Short problem
Copy the listing below without any changes, from the line with "Localize all elements." up to and including the line with "map-label-gwanak: 관악: [804, 563, 828, 578]".

Records shown
········
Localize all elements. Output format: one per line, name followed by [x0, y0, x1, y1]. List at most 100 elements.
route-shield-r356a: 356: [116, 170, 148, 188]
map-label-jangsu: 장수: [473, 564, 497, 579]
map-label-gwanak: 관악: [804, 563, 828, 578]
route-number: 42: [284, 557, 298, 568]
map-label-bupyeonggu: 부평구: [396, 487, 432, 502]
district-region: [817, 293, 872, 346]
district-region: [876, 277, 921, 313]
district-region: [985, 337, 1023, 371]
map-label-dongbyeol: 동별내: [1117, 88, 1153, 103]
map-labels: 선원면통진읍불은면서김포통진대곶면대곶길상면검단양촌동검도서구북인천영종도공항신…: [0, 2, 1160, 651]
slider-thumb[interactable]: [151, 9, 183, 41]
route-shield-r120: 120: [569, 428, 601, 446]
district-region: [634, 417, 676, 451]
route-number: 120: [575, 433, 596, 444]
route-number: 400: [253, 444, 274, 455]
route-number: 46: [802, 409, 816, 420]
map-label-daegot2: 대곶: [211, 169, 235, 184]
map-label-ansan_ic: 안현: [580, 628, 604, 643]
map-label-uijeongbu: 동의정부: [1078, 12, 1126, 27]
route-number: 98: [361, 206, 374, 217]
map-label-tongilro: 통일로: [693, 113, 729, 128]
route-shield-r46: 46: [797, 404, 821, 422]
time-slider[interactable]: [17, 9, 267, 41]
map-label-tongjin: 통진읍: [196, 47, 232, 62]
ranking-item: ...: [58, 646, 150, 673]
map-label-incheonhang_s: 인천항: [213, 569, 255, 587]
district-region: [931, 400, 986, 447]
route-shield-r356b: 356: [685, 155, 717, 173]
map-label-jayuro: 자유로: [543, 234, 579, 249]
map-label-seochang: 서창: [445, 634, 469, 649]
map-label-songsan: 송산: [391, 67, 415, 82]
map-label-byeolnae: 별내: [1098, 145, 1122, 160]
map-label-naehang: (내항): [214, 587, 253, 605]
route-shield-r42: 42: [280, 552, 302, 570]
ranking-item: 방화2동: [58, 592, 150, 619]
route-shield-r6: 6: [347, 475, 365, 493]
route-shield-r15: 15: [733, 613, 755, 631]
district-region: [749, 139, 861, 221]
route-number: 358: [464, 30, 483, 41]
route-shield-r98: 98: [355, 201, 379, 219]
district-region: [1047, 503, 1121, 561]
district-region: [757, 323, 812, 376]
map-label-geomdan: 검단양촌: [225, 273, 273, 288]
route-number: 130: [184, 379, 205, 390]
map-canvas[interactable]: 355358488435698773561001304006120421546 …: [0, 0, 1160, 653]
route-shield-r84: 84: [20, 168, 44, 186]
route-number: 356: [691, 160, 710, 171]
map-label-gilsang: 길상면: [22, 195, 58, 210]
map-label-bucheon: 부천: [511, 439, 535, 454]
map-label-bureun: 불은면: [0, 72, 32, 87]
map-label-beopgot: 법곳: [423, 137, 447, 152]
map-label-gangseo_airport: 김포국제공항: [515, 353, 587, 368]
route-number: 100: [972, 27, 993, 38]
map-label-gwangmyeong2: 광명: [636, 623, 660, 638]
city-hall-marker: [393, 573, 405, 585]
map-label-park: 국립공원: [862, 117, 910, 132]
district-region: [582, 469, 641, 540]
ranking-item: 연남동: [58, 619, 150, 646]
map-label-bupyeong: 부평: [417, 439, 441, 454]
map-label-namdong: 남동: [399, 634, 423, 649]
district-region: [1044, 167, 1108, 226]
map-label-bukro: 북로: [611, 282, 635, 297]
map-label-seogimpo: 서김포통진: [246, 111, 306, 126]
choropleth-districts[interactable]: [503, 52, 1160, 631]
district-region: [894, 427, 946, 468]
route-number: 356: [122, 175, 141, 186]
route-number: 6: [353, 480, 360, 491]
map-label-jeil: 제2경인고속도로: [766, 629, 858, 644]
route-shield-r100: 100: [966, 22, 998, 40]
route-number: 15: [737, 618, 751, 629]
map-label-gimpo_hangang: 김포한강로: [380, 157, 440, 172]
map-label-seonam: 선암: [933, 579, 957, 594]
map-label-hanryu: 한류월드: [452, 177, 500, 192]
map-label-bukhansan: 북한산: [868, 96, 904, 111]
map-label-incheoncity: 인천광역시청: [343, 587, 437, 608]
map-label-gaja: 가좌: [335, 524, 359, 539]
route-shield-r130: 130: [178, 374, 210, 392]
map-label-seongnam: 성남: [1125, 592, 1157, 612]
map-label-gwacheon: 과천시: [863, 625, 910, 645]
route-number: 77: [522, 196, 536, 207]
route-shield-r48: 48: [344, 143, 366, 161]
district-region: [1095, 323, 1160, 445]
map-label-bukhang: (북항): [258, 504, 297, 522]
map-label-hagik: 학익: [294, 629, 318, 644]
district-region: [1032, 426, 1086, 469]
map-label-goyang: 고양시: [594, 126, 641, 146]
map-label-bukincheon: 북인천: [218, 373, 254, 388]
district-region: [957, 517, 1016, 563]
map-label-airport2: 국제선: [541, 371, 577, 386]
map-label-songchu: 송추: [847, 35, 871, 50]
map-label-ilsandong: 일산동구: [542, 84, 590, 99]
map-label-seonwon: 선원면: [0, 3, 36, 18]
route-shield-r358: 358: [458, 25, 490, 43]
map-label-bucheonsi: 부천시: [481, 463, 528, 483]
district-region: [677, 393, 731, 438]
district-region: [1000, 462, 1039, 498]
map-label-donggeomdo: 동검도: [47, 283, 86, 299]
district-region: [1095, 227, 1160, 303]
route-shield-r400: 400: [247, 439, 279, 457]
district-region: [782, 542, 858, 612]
········
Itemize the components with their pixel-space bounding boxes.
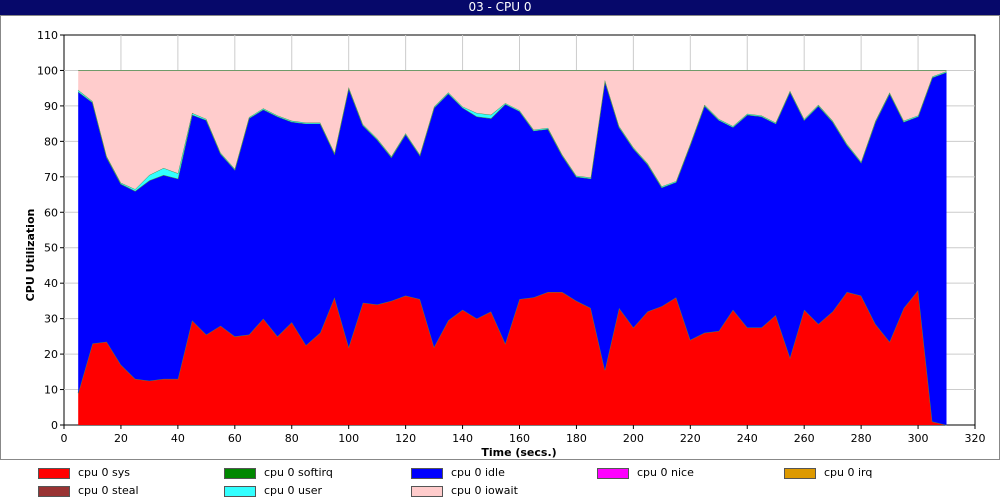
········
Output for this exercise
Localize all elements. Output format: one per line, name followed by [x0, y0, x1, y1]. List at most 100 elements.
route-shield-r356a: 356: [116, 170, 148, 188]
map-label-jangsu: 장수: [473, 564, 497, 579]
map-label-gwanak: 관악: [804, 563, 828, 578]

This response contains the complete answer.